[Raw records]
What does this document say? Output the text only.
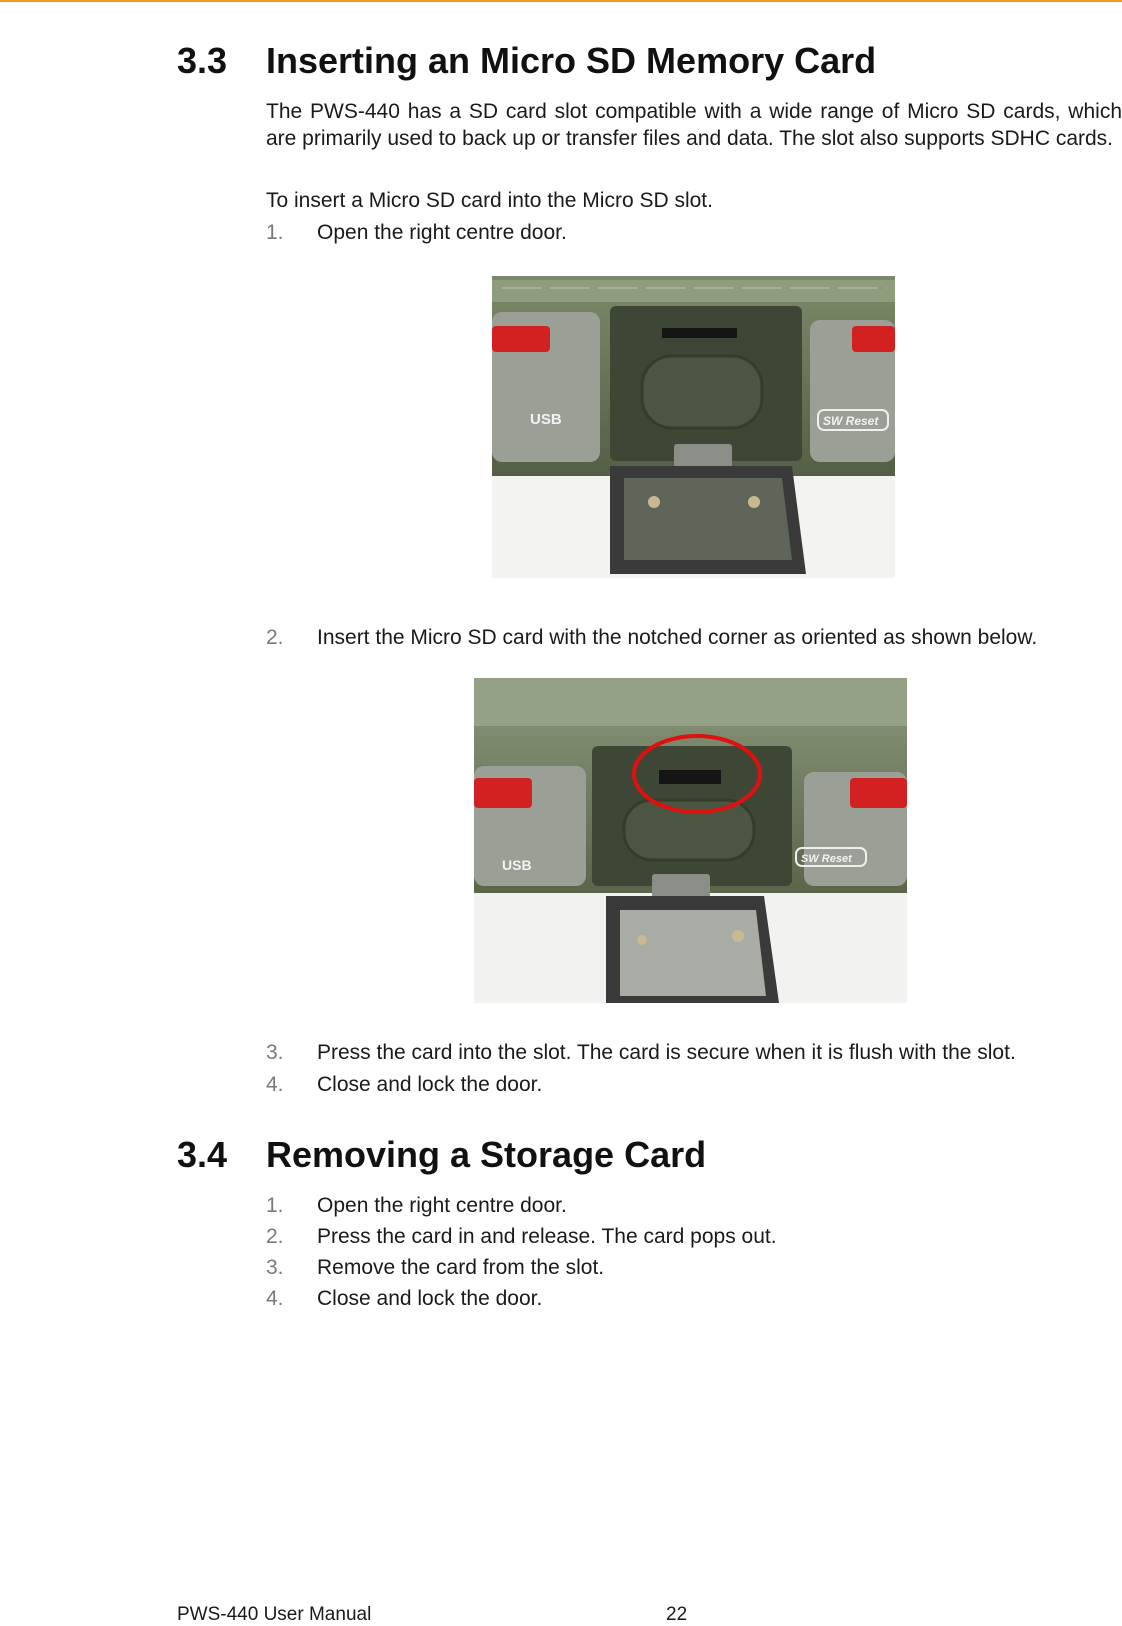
3.3 Inserting an Micro SD Memory Card
The PWS-440 has a SD card slot compatible with a wide range of Micro SD cards, which are primarily used to back up or transfer files and data. The slot also supports SDHC cards.
To insert a Micro SD card into the Micro SD slot.
1. Open the right centre door.
USB	SW Reset
2. Insert the Micro SD card with the notched corner as oriented as shown below.
USB	SW Reset
3. Press the card into the slot. The card is secure when it is flush with the slot.
4. Close and lock the door.
3.4 Removing a Storage Card
1. Open the right centre door.
2. Press the card in and release. The card pops out.
3. Remove the card from the slot.
4. Close and lock the door.
PWS-440 User Manual	22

**WHAT IS ASKED**
How many lines in these records hold the string "Press"? Reply with the number alone.

**REPLY TO THE EXERCISE**
2